[Data excerpts]
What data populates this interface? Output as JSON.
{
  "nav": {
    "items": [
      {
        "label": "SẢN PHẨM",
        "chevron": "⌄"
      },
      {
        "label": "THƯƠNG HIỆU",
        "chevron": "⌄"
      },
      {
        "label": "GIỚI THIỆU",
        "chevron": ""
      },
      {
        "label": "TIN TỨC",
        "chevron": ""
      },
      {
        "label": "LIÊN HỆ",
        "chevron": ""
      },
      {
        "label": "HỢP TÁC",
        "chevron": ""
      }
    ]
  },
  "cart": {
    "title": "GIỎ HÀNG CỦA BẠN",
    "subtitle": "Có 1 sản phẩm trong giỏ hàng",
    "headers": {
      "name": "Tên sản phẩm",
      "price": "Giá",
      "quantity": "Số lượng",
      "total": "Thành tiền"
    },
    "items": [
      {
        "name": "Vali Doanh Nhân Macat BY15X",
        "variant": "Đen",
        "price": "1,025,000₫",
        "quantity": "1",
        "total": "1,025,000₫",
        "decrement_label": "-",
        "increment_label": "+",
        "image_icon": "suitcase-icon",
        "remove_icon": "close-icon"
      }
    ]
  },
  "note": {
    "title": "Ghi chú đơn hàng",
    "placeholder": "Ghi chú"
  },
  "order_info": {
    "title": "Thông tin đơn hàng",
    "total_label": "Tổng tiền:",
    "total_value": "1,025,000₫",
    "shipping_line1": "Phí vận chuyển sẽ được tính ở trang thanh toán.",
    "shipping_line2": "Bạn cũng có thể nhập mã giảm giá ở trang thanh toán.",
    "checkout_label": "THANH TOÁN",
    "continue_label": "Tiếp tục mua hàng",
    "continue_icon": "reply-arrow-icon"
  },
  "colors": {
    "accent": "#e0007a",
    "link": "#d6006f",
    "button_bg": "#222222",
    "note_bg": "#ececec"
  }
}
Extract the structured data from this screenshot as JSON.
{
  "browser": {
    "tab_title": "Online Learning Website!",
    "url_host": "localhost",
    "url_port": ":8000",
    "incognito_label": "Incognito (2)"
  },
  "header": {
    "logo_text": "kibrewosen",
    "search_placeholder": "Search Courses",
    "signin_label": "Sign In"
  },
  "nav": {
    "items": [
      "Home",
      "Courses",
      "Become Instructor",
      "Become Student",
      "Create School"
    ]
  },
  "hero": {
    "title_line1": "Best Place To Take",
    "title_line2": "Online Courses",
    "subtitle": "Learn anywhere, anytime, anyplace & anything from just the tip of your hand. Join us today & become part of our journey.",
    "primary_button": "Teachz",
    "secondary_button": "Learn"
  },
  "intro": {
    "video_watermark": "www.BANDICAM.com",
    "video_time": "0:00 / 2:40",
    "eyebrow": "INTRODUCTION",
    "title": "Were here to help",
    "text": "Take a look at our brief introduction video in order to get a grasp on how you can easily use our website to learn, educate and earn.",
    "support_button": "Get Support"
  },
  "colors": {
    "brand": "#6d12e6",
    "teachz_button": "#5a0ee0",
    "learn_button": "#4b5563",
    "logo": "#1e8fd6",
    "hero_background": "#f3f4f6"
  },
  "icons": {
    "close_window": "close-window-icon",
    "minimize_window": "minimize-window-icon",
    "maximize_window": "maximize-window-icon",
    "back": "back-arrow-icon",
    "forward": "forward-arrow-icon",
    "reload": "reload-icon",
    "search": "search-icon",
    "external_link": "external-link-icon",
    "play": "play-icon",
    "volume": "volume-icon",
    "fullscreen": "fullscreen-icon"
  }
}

[Problem statement] Your task is to extract all of the records exactly.

[Answer to the exercise]
What data populates this interface? Output as JSON.
{
  "nav": {
    "items": [
      {
        "label": "SẢN PHẨM",
        "chevron": "⌄"
      },
      {
        "label": "THƯƠNG HIỆU",
        "chevron": "⌄"
      },
      {
        "label": "GIỚI THIỆU",
        "chevron": ""
      },
      {
        "label": "TIN TỨC",
        "chevron": ""
      },
      {
        "label": "LIÊN HỆ",
        "chevron": ""
      },
      {
        "label": "HỢP TÁC",
        "chevron": ""
      }
    ]
  },
  "cart": {
    "title": "GIỎ HÀNG CỦA BẠN",
    "subtitle": "Có 1 sản phẩm trong giỏ hàng",
    "headers": {
      "name": "Tên sản phẩm",
      "price": "Giá",
      "quantity": "Số lượng",
      "total": "Thành tiền"
    },
    "items": [
      {
        "name": "Vali Doanh Nhân Macat BY15X",
        "variant": "Đen",
        "price": "1,025,000₫",
        "quantity": "1",
        "total": "1,025,000₫",
        "decrement_label": "-",
        "increment_label": "+",
        "image_icon": "suitcase-icon",
        "remove_icon": "close-icon"
      }
    ]
  },
  "note": {
    "title": "Ghi chú đơn hàng",
    "placeholder": "Ghi chú"
  },
  "order_info": {
    "title": "Thông tin đơn hàng",
    "total_label": "Tổng tiền:",
    "total_value": "1,025,000₫",
    "shipping_line1": "Phí vận chuyển sẽ được tính ở trang thanh toán.",
    "shipping_line2": "Bạn cũng có thể nhập mã giảm giá ở trang thanh toán.",
    "checkout_label": "THANH TOÁN",
    "continue_label": "Tiếp tục mua hàng",
    "continue_icon": "reply-arrow-icon"
  },
  "colors": {
    "accent": "#e0007a",
    "link": "#d6006f",
    "button_bg": "#222222",
    "note_bg": "#ececec"
  }
}
Extract the structured data from this screenshot as JSON.
{
  "browser": {
    "tab_title": "Online Learning Website!",
    "url_host": "localhost",
    "url_port": ":8000",
    "incognito_label": "Incognito (2)"
  },
  "header": {
    "logo_text": "kibrewosen",
    "search_placeholder": "Search Courses",
    "signin_label": "Sign In"
  },
  "nav": {
    "items": [
      "Home",
      "Courses",
      "Become Instructor",
      "Become Student",
      "Create School"
    ]
  },
  "hero": {
    "title_line1": "Best Place To Take",
    "title_line2": "Online Courses",
    "subtitle": "Learn anywhere, anytime, anyplace & anything from just the tip of your hand. Join us today & become part of our journey.",
    "primary_button": "Teachz",
    "secondary_button": "Learn"
  },
  "intro": {
    "video_watermark": "www.BANDICAM.com",
    "video_time": "0:00 / 2:40",
    "eyebrow": "INTRODUCTION",
    "title": "Were here to help",
    "text": "Take a look at our brief introduction video in order to get a grasp on how you can easily use our website to learn, educate and earn.",
    "support_button": "Get Support"
  },
  "colors": {
    "brand": "#6d12e6",
    "teachz_button": "#5a0ee0",
    "learn_button": "#4b5563",
    "logo": "#1e8fd6",
    "hero_background": "#f3f4f6"
  },
  "icons": {
    "close_window": "close-window-icon",
    "minimize_window": "minimize-window-icon",
    "maximize_window": "maximize-window-icon",
    "back": "back-arrow-icon",
    "forward": "forward-arrow-icon",
    "reload": "reload-icon",
    "search": "search-icon",
    "external_link": "external-link-icon",
    "play": "play-icon",
    "volume": "volume-icon",
    "fullscreen": "fullscreen-icon"
  }
}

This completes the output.